Records excerpted from a collection:

•••••

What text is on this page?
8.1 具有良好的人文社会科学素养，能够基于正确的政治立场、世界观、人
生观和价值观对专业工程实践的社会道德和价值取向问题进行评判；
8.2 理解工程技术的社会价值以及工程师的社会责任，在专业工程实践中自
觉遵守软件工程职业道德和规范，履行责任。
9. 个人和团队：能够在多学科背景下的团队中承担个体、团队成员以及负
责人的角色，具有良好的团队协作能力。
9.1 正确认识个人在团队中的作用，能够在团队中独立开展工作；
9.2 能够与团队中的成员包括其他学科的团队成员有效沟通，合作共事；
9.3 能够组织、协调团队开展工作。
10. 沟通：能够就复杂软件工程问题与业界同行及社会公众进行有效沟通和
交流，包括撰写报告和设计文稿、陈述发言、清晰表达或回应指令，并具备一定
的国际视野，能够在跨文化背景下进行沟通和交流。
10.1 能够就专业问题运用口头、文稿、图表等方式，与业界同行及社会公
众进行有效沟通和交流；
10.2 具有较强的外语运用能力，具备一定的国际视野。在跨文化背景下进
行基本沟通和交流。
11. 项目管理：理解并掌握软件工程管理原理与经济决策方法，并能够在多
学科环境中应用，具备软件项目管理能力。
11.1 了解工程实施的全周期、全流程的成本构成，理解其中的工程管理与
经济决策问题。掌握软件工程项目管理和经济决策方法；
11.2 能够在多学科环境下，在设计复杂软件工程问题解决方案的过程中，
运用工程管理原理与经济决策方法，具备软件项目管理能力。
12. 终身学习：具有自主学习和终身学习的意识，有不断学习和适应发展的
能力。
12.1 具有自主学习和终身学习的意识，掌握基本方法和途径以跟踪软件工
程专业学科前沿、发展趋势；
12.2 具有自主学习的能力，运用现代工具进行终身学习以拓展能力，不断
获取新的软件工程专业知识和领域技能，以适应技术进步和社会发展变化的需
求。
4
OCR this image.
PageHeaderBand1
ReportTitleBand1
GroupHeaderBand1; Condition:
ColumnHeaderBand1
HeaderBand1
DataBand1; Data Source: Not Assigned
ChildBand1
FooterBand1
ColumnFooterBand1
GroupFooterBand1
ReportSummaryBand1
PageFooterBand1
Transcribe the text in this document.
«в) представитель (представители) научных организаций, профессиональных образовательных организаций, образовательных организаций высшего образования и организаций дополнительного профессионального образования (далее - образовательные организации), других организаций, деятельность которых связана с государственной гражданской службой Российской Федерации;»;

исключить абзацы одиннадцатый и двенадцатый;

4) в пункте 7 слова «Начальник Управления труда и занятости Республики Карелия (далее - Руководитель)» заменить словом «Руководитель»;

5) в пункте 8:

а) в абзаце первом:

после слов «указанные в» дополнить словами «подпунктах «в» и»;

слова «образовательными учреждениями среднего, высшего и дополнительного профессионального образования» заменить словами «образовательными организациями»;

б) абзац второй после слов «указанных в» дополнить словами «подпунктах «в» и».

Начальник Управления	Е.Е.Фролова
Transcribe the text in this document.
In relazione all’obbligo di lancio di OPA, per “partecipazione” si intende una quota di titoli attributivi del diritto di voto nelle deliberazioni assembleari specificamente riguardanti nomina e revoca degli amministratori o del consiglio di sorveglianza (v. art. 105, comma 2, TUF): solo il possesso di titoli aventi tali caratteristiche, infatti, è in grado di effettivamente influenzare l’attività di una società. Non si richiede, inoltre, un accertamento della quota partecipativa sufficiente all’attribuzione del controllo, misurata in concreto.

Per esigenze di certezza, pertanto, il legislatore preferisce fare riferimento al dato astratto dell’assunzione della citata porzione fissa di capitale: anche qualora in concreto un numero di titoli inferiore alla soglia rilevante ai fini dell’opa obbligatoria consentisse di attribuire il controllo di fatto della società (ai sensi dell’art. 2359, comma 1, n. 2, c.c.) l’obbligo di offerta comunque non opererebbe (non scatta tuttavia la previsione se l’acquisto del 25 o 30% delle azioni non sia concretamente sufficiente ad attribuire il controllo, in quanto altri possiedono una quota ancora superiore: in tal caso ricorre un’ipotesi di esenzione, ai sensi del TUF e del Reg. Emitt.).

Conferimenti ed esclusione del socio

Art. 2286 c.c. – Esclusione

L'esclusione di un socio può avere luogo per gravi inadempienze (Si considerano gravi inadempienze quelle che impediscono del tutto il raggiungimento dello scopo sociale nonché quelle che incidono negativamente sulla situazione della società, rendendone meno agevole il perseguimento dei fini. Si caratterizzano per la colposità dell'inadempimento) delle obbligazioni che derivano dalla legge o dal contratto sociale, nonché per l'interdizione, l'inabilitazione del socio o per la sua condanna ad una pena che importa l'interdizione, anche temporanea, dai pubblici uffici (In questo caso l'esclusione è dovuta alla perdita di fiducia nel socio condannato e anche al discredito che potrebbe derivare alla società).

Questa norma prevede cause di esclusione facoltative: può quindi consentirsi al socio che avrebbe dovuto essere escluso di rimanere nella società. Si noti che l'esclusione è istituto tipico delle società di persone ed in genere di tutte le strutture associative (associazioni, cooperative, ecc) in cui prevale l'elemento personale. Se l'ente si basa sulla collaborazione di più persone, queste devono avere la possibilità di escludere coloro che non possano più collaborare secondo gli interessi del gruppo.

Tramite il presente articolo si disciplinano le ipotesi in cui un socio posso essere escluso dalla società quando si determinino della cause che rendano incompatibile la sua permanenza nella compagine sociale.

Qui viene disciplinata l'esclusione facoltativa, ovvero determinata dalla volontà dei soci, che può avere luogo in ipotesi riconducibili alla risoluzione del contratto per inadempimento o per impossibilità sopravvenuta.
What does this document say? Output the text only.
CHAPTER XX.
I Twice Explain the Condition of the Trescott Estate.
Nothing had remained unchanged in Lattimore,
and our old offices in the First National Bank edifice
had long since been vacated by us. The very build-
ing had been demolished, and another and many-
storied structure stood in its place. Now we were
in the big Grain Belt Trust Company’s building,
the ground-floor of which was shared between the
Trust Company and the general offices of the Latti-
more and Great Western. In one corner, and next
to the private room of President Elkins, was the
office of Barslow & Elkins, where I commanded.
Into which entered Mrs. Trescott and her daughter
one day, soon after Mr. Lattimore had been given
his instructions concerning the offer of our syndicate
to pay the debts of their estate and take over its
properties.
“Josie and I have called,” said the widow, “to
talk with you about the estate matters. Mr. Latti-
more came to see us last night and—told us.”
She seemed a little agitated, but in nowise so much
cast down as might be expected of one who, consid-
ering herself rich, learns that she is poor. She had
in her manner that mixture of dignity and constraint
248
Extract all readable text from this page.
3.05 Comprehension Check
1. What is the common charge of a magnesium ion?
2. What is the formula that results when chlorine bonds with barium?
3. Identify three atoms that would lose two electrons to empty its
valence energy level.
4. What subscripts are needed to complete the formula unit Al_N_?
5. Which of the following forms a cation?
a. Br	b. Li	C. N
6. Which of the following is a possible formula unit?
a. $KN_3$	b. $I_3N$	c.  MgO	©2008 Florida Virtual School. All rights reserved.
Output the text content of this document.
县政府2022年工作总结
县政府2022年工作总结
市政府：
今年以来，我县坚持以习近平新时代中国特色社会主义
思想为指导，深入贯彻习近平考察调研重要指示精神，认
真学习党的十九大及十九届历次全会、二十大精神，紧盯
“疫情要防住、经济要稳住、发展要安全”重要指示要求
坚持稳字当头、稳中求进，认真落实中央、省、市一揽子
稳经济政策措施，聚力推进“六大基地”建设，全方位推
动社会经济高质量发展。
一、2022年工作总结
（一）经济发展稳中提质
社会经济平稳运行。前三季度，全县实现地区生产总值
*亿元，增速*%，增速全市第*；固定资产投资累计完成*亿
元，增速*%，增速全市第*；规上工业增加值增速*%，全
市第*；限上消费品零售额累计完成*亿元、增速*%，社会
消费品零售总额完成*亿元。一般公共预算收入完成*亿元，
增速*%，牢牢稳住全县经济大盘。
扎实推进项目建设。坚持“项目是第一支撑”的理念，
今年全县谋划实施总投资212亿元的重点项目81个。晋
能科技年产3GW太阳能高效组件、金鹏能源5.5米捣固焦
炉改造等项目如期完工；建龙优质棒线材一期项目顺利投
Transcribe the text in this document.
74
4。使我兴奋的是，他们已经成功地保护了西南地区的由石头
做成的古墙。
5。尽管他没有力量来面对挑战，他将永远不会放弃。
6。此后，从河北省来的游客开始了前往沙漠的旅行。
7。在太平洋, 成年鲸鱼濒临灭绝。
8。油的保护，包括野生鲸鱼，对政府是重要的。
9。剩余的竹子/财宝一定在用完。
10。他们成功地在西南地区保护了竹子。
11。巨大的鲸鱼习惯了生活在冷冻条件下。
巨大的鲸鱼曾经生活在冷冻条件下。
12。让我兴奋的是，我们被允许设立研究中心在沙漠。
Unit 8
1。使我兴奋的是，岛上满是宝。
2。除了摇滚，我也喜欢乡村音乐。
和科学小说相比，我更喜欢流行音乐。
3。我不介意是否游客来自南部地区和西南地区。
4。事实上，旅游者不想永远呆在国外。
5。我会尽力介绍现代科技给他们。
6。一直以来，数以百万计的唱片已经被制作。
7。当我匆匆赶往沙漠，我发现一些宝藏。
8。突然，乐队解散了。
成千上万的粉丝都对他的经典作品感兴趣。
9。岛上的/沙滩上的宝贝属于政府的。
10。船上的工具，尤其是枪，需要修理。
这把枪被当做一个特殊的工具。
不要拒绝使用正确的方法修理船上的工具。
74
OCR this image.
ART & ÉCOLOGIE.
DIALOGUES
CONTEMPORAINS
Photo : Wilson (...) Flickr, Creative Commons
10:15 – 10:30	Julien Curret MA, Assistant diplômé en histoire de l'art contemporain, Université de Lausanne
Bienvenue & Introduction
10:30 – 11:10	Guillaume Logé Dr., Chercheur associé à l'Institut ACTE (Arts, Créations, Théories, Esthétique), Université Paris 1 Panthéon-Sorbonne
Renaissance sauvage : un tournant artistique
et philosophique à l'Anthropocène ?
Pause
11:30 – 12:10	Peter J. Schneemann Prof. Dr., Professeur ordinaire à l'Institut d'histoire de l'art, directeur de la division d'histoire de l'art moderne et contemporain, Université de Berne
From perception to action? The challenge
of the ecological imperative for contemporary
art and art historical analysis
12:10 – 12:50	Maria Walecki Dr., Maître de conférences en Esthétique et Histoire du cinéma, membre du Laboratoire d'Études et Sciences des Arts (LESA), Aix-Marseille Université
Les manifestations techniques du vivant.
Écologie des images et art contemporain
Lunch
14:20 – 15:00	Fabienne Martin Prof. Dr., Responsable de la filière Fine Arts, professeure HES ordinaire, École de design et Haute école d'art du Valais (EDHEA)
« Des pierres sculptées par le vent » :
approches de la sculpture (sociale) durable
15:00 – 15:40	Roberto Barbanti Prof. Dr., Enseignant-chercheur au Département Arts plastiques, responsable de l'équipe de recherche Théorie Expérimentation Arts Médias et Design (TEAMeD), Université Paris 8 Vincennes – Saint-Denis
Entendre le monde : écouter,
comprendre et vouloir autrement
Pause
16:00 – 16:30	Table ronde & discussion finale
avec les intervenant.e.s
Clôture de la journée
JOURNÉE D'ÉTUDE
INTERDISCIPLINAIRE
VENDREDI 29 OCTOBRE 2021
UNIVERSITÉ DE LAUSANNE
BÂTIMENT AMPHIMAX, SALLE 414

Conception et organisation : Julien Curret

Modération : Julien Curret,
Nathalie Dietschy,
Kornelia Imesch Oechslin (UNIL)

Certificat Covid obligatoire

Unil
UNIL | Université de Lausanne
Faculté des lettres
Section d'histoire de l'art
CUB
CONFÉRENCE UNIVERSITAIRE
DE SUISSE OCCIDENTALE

•••••

Find all the lines containing "дополнительного" in the material, then copy them.

«в) представитель (представители) научных организаций, профессиональных образовательных организаций, образовательных организаций высшего образования и организаций дополнительного профессионального образования (далее - образовательные организации), других организаций, деятельность которых связана с государственной гражданской службой Российской Федерации;»;
слова «образовательными учреждениями среднего, высшего и дополнительного профессионального образования» заменить словами «образовательными организациями»;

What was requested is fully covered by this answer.